▶ [TESTO DI LETTURA]
::::::::
Il libraio di Tripoli, il direttore dell’albergo, la ginecologa gheddafiana. Tutti sapevano, tutto era già stato sussurrato, era scritto ma non poteva essere scritto. C’è un italiano rimasto a Tripoli, forse uno soltanto adesso che il vescovo Martinelli è in Italia per vacanze. E’ Bruno Dalmaso, il guardiano del cimitero, una leggenda italiana, un imprenditore miliardario nell’Eritrea e nell’Etiopia post-coloniale. Con i suoi aerei privati arrivava in Libia quando voleva, poi Menghistu in Etiopia gli fece scomparire tutto. E poi Gheddafi in Libia gli ha fatto scomparire di nuovo tutto, e lui è rimasto a Tripoli, «guardiano del cimitero che è il simbolo della nostra Italia migliore». Dalmaso no, non faceva previsioni, non parlava di politica. Ma adesso anche lui ha paura: al telefono spiega che «dopo 6 mesi di bombe capiamo qualcosa anche noi, e sabato notte abbiamo capito subito che erano entrati in città . Il segnale l’hanno dato dalle moschee alla fine del digiuno del Ramadan. Non c’erano solo le bombe della Nato, non c’erano le sparatorie per aria di quelli di Gheddafi. Ci sono stati i combattimenti, e ci sono ancora, vanno e vengono. Noi non usciamo, non possiamo far nulla. Cibo? C’è ancora, ma la benzina, il carburante manca, la città è ferma, il gas, le bombole per cucinare costano una follia».
::::::::
▶ [CONSEGNA] Stabilisci se ciascuna affermazione concorda con il testo di lettura: (a) Bruno Dalmaso fa il guardiano del cimitero; (b) il vescovo Martinelli si trova ancora a Tripoli; (c) a Tripoli il cibo è finito. Per ognuna rispondi sì o no e riporta tra virgolette le parole del testo che lo stabiliscono.
::::::::
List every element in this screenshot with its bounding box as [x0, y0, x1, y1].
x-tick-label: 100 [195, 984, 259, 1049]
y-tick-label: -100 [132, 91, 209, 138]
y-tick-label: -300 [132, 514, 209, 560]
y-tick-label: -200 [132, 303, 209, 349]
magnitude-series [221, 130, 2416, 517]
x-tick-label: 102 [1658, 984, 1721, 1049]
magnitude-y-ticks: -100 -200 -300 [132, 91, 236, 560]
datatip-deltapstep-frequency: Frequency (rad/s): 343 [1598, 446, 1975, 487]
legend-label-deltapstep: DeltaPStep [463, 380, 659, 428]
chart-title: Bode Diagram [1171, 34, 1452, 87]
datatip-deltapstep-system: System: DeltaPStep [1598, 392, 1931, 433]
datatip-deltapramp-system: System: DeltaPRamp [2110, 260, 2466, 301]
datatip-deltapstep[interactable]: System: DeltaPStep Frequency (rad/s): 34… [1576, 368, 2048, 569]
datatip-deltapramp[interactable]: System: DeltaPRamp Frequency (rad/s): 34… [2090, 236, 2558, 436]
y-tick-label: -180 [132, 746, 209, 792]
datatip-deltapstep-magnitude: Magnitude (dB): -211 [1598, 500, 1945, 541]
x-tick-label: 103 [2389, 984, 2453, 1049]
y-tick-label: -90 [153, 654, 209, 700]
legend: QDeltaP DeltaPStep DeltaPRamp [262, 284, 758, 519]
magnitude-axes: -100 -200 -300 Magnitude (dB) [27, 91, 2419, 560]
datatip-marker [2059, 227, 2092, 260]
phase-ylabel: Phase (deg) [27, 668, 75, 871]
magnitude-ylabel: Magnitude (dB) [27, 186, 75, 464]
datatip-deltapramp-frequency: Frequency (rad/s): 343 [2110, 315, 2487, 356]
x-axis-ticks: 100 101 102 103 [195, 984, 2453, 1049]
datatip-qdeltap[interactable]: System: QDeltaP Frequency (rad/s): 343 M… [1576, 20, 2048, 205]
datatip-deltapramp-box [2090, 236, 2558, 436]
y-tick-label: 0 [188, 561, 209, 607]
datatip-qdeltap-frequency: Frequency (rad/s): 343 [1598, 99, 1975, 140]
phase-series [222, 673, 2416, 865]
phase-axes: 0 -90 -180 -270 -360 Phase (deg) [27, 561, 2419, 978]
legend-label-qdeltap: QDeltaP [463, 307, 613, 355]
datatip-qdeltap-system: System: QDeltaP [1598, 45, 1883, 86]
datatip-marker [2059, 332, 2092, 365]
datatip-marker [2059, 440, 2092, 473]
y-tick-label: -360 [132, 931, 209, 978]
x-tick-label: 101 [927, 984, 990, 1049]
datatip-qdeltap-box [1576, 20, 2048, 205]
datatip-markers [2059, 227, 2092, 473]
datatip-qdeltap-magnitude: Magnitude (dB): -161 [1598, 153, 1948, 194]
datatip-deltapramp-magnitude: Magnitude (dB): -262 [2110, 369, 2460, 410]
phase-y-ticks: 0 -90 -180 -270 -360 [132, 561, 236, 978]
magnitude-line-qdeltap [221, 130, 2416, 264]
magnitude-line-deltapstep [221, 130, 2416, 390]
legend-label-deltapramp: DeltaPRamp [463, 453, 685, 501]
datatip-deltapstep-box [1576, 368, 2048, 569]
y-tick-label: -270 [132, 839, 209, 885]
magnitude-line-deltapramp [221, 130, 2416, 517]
::::::::
▶ [SOLUZIONE]
(a) Sì: "E’ Bruno Dalmaso, il guardiano del cimitero".
(b) No: "il vescovo Martinelli è in Italia per vacanze".
(c) No: "Cibo? C’è ancora".